Start of Records provided

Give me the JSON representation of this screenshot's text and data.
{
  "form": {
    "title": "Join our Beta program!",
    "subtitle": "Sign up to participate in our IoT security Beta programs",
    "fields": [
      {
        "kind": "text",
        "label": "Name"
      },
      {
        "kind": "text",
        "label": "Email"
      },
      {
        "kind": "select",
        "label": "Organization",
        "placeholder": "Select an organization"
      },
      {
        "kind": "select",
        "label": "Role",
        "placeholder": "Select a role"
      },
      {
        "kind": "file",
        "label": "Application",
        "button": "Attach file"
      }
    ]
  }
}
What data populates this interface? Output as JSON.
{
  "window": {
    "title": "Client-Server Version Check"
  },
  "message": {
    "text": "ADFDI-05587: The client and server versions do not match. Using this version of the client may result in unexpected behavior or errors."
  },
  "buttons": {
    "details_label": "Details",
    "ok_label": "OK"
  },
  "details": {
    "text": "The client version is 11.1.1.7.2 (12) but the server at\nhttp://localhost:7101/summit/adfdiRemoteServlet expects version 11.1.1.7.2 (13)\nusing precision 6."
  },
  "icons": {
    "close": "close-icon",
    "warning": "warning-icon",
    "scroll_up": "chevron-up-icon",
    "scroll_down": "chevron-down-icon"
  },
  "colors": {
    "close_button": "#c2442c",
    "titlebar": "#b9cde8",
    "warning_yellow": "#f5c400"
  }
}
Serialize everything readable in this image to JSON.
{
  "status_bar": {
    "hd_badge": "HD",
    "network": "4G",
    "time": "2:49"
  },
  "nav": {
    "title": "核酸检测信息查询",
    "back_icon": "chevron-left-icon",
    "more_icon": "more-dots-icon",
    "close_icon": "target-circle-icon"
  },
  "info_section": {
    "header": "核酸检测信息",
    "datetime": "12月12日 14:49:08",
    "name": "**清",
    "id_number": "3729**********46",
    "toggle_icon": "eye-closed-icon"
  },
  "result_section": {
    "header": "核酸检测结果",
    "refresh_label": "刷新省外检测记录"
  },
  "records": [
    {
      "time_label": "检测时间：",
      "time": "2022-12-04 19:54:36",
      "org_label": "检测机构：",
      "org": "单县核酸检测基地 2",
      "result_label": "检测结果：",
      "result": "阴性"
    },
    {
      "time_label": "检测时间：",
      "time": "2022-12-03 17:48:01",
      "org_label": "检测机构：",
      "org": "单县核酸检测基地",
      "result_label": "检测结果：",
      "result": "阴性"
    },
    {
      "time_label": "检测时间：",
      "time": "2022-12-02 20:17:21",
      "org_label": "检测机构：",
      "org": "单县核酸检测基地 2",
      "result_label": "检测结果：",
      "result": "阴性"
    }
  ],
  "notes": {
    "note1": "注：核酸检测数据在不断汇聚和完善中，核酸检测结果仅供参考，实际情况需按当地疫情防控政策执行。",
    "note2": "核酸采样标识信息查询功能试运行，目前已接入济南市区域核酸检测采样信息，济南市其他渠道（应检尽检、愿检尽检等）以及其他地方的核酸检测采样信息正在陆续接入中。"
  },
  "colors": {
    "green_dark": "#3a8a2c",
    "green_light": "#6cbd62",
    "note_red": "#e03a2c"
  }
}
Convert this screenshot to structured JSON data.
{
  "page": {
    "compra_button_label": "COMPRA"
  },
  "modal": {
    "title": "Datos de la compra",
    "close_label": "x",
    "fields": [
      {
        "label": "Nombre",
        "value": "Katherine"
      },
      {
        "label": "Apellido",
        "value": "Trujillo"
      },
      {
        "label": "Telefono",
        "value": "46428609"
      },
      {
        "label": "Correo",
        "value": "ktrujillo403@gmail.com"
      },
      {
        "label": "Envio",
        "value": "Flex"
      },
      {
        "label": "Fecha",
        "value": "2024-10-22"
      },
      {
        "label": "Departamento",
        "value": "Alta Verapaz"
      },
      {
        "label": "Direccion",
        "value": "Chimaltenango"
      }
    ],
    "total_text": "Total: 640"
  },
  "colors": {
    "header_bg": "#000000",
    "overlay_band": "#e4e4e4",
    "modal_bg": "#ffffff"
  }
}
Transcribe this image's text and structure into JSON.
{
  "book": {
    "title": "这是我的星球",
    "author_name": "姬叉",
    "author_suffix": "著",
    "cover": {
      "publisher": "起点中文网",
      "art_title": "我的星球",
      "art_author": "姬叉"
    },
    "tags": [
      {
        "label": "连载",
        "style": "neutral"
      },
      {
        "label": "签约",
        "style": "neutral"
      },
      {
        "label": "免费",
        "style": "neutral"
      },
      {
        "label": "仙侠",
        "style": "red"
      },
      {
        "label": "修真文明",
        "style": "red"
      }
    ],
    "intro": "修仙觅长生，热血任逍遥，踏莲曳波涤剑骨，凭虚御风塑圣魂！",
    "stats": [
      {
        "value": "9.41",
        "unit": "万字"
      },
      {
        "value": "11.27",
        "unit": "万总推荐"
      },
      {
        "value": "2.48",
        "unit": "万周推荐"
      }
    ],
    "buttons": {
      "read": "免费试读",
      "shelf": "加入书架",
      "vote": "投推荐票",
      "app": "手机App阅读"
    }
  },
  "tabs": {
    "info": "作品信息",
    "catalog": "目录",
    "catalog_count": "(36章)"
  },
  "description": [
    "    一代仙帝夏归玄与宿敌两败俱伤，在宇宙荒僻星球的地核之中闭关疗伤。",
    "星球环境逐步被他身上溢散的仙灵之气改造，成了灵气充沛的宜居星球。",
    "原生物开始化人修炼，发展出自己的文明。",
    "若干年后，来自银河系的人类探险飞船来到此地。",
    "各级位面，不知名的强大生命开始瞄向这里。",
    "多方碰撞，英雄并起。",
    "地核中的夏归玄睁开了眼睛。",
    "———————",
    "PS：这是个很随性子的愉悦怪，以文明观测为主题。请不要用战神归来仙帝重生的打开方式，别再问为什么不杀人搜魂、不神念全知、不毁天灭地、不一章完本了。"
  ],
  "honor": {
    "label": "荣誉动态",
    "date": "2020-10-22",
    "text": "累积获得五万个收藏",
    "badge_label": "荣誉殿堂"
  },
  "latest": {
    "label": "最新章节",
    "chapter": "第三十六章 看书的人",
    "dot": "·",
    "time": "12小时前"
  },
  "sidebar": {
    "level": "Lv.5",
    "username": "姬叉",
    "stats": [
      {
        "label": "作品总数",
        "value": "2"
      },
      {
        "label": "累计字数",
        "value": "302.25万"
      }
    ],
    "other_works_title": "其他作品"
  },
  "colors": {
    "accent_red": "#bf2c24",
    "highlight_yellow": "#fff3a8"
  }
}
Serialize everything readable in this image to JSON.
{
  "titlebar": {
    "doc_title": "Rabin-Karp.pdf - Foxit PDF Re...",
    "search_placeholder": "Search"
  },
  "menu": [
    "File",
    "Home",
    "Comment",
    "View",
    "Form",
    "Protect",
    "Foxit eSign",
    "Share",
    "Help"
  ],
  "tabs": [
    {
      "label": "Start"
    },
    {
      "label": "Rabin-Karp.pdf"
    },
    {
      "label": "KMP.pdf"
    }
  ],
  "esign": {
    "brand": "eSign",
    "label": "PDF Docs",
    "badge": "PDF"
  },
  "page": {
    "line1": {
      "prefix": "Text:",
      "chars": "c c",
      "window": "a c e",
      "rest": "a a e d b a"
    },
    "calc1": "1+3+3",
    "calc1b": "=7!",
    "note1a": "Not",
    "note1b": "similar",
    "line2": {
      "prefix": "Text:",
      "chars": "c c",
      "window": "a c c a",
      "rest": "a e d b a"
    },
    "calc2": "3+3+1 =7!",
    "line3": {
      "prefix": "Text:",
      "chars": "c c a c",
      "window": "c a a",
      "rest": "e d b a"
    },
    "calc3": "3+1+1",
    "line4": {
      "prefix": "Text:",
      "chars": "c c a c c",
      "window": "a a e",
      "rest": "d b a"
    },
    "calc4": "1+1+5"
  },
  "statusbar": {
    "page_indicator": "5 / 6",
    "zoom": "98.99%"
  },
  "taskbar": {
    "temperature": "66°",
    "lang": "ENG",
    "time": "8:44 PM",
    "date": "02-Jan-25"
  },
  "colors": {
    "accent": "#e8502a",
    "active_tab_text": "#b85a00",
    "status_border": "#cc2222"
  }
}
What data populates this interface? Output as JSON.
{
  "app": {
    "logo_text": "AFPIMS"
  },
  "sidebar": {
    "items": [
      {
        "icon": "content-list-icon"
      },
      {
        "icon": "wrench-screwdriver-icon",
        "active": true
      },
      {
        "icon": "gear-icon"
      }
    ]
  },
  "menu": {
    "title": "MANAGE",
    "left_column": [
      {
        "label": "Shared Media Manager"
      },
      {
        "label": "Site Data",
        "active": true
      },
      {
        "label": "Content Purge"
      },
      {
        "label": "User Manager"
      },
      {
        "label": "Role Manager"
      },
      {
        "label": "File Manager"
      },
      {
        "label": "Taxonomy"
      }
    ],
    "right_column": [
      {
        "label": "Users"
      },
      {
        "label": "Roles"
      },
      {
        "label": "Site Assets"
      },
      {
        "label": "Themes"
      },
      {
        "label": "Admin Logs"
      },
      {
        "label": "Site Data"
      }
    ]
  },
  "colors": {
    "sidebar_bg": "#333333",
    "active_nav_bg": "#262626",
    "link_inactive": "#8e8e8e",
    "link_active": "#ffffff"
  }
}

End of Records provided

▸ **Your instructions**
Pull out every line above that holds the word "screenshot".

▸ **Worked answer**
Give me the JSON representation of this screenshot's text and data.
Convert this screenshot to structured JSON data.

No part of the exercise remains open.